Set task:
Give the number of lines that contain the string "circle", please, and nothing else.

------ Material provided ------

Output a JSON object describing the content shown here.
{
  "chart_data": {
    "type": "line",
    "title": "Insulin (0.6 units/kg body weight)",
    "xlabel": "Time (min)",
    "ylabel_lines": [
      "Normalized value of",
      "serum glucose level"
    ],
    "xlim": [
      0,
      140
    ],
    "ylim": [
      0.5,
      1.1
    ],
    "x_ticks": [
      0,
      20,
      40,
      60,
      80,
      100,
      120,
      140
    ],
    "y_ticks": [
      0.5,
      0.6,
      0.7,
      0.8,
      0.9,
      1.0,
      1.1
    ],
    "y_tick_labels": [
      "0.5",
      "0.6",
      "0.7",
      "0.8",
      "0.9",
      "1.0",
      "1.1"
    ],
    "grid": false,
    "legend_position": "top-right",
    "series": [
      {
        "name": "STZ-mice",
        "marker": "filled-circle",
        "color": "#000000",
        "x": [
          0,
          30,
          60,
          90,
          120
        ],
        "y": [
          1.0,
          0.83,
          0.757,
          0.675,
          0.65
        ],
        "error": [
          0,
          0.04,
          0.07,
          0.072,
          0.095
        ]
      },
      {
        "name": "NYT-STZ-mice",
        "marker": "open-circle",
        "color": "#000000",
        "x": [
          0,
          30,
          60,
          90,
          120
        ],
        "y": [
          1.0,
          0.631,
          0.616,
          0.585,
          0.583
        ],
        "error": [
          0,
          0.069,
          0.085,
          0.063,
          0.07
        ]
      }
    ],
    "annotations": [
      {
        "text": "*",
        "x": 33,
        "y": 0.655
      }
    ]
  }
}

------

Answer to the problem:
2